▶ [THE TASK]:
Any pictures in the records below should be skipped; write out everything else exactly.

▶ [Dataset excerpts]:
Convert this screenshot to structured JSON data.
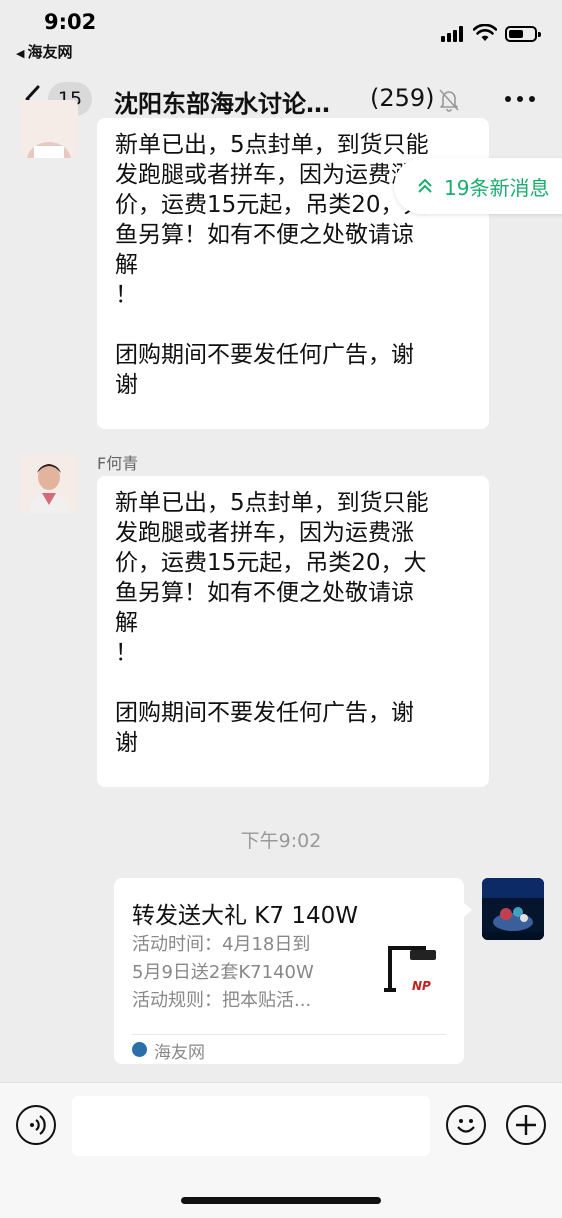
{
  "status_bar": {
    "time": "9:02",
    "back_app": "海友网"
  },
  "nav": {
    "unread_count": "15",
    "title": "沈阳东部海水讨论…",
    "member_count": "(259)"
  },
  "new_messages_pill": "19条新消息",
  "messages": [
    {
      "sender": "",
      "lines": [
        "新单已出，5点封单，到货只能",
        "发跑腿或者拼车，因为运费涨",
        "价，运费15元起，吊类20，大",
        "鱼另算！如有不便之处敬请谅",
        "解",
        "！",
        "",
        "团购期间不要发任何广告，谢",
        "谢"
      ]
    },
    {
      "sender": "F何青",
      "lines": [
        "新单已出，5点封单，到货只能",
        "发跑腿或者拼车，因为运费涨",
        "价，运费15元起，吊类20，大",
        "鱼另算！如有不便之处敬请谅",
        "解",
        "！",
        "",
        "团购期间不要发任何广告，谢",
        "谢"
      ]
    }
  ],
  "timestamp": "下午9:02",
  "link_card": {
    "title": "转发送大礼 K7 140W",
    "desc_lines": [
      "活动时间：4月18日到",
      "5月9日送2套K7140W",
      "活动规则：把本贴活..."
    ],
    "source": "海友网"
  },
  "input": {
    "placeholder": ""
  },
  "colors": {
    "accent_green": "#1aad6d",
    "background": "#ededed",
    "bubble": "#ffffff"
  }
}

▶ [COMPLETE RESPONSE]:
Convert this screenshot to structured JSON data.
{
  "status_bar": {
    "time": "9:02",
    "back_app": "海友网"
  },
  "nav": {
    "unread_count": "15",
    "title": "沈阳东部海水讨论…",
    "member_count": "(259)"
  },
  "new_messages_pill": "19条新消息",
  "messages": [
    {
      "sender": "",
      "lines": [
        "新单已出，5点封单，到货只能",
        "发跑腿或者拼车，因为运费涨",
        "价，运费15元起，吊类20，大",
        "鱼另算！如有不便之处敬请谅",
        "解",
        "！",
        "",
        "团购期间不要发任何广告，谢",
        "谢"
      ]
    },
    {
      "sender": "F何青",
      "lines": [
        "新单已出，5点封单，到货只能",
        "发跑腿或者拼车，因为运费涨",
        "价，运费15元起，吊类20，大",
        "鱼另算！如有不便之处敬请谅",
        "解",
        "！",
        "",
        "团购期间不要发任何广告，谢",
        "谢"
      ]
    }
  ],
  "timestamp": "下午9:02",
  "link_card": {
    "title": "转发送大礼 K7 140W",
    "desc_lines": [
      "活动时间：4月18日到",
      "5月9日送2套K7140W",
      "活动规则：把本贴活..."
    ],
    "source": "海友网"
  },
  "input": {
    "placeholder": ""
  },
  "colors": {
    "accent_green": "#1aad6d",
    "background": "#ededed",
    "bubble": "#ffffff"
  }
}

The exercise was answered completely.